§ EXERCISE INSTRUCTIONS: Examine the material below. Gather every line in which the string "liquid" appears.

§ GIVEN RECORDS:
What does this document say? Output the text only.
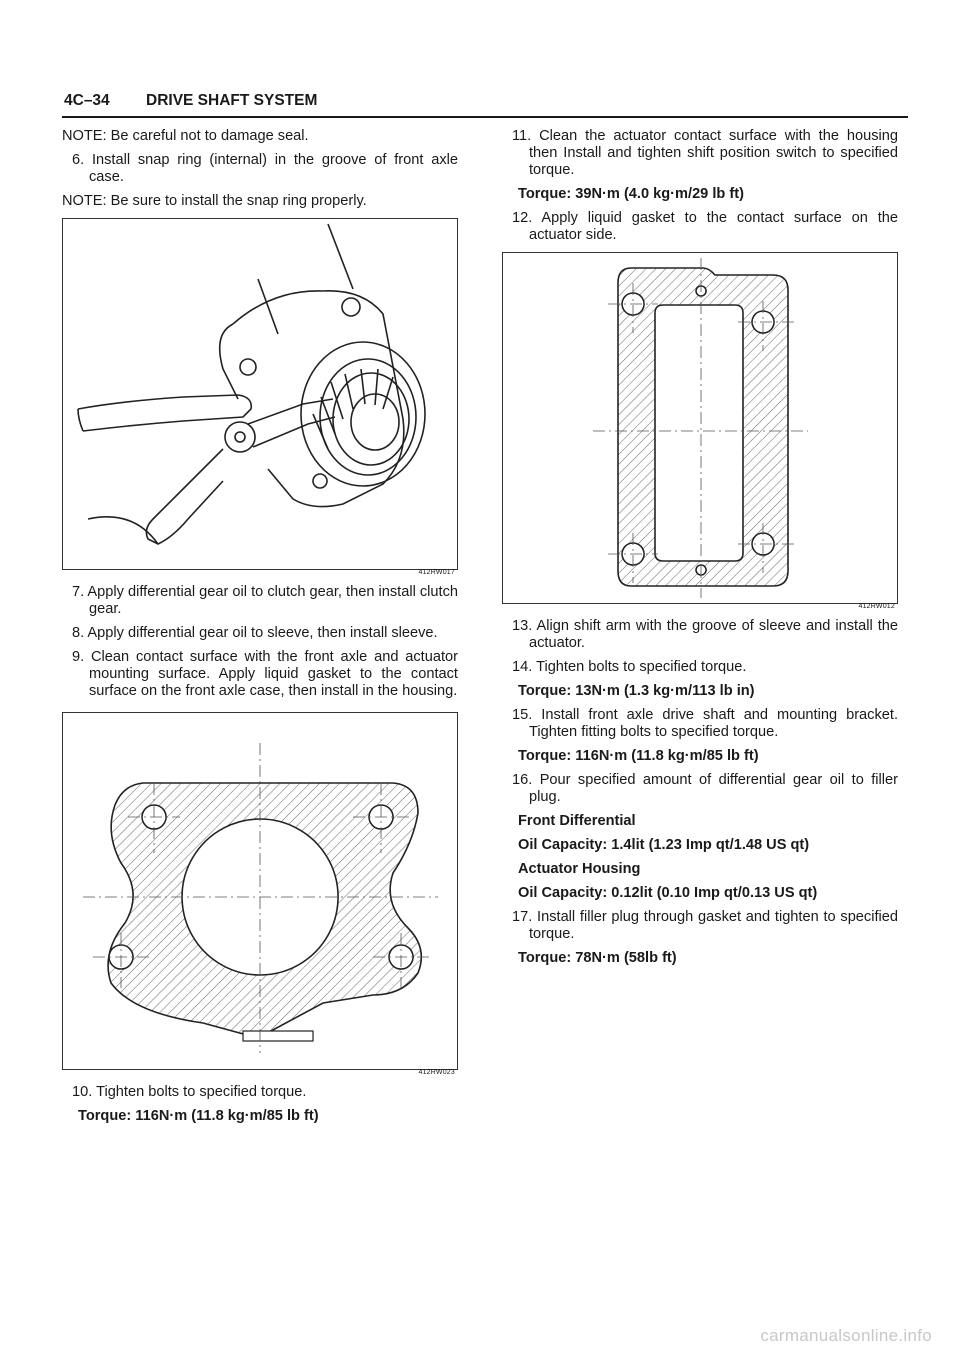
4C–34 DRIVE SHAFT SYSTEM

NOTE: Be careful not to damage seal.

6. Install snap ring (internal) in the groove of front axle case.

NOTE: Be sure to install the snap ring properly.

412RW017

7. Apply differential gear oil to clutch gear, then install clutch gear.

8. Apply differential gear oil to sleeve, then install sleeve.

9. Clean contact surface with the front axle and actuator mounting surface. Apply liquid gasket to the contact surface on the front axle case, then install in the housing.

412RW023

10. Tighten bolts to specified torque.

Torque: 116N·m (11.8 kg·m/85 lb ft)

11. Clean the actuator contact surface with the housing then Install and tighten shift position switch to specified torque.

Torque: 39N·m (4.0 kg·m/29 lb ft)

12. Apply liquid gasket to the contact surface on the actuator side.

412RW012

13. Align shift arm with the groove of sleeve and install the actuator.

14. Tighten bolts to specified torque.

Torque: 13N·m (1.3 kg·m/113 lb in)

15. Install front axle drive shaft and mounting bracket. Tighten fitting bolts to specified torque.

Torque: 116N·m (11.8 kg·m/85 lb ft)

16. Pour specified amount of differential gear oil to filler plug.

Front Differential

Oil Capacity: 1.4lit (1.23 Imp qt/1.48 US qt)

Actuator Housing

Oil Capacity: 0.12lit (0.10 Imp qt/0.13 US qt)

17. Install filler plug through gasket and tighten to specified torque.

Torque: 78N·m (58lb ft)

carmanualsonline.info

§ ANSWER TO THE PROBLEM:
9. Clean contact surface with the front axle and actuator mounting surface. Apply liquid gasket to the contact surface on the front axle case, then install in the housing.
12. Apply liquid gasket to the contact surface on the actuator side.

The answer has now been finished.